##### ENTRIES SUPPLIED

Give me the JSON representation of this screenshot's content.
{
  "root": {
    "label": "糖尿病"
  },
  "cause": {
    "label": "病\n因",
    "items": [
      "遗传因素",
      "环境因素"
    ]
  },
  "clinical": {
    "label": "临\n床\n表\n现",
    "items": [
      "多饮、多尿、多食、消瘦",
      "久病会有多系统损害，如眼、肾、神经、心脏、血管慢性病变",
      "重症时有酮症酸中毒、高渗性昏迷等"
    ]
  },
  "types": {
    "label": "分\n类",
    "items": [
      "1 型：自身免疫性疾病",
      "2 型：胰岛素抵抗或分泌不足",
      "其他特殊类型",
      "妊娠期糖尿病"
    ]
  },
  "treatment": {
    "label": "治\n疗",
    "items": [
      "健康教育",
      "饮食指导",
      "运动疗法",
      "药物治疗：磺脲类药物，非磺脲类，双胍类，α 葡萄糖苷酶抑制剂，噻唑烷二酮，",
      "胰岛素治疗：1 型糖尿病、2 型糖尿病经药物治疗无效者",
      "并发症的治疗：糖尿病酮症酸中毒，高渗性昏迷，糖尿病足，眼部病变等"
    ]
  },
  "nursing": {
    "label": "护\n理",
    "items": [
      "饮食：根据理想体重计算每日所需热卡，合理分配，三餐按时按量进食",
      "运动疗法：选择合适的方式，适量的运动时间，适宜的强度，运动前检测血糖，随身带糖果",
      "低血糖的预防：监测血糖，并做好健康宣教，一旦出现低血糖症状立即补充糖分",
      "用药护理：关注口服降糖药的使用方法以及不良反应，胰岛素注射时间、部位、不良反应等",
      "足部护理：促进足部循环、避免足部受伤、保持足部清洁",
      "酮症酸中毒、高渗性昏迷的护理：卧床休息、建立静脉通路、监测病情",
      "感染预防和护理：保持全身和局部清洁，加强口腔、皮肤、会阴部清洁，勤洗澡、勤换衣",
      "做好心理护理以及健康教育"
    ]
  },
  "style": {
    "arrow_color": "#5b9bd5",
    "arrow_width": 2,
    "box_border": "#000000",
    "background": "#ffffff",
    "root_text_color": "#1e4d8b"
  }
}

##########

# JOB:
Report how many lines of the preceding records include "label". Output the number only.

# ANSWER FOR THE TASK:
6